- PROBLEM TO SOLVE: What number of lines hold the word "this"? State that number and nothing besides.

- SUPPLIED ENTRIES:
--- Begin ---

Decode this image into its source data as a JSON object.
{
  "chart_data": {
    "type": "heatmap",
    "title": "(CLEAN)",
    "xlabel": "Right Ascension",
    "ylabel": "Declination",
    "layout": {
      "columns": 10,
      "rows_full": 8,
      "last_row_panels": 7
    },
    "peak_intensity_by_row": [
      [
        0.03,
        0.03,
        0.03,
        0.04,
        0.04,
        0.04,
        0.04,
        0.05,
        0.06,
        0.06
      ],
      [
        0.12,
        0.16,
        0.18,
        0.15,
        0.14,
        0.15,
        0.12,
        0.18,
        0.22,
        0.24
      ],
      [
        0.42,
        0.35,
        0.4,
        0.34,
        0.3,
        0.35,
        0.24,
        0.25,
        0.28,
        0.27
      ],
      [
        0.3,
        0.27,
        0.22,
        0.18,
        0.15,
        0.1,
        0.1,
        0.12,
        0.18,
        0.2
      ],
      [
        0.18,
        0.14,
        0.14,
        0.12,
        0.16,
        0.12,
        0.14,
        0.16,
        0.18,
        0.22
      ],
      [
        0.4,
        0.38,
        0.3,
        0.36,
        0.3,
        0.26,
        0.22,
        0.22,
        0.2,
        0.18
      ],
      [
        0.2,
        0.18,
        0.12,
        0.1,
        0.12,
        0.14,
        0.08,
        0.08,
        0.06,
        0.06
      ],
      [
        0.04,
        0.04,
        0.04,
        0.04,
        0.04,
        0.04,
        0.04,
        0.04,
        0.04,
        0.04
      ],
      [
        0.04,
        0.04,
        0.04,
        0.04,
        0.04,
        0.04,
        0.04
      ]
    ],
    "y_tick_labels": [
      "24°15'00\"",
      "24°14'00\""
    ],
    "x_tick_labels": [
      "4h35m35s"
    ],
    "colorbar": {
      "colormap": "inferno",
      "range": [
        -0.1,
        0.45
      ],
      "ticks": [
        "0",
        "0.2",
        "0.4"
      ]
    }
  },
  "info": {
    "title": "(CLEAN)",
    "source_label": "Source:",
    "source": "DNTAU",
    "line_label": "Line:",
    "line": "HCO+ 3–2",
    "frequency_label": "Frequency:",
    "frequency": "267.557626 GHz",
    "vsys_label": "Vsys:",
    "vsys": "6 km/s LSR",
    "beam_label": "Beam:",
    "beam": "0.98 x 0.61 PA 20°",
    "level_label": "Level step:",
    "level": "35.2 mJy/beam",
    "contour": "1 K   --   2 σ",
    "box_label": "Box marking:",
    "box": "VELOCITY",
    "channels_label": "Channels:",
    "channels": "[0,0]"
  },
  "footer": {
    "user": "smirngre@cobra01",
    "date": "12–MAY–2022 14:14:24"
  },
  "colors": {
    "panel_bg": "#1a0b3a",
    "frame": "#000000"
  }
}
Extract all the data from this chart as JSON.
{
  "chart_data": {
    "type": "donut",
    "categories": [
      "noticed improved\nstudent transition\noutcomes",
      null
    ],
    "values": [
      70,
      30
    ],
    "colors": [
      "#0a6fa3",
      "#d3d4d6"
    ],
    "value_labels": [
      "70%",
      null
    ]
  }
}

--- End ---

- EXERCISE RESULT: 2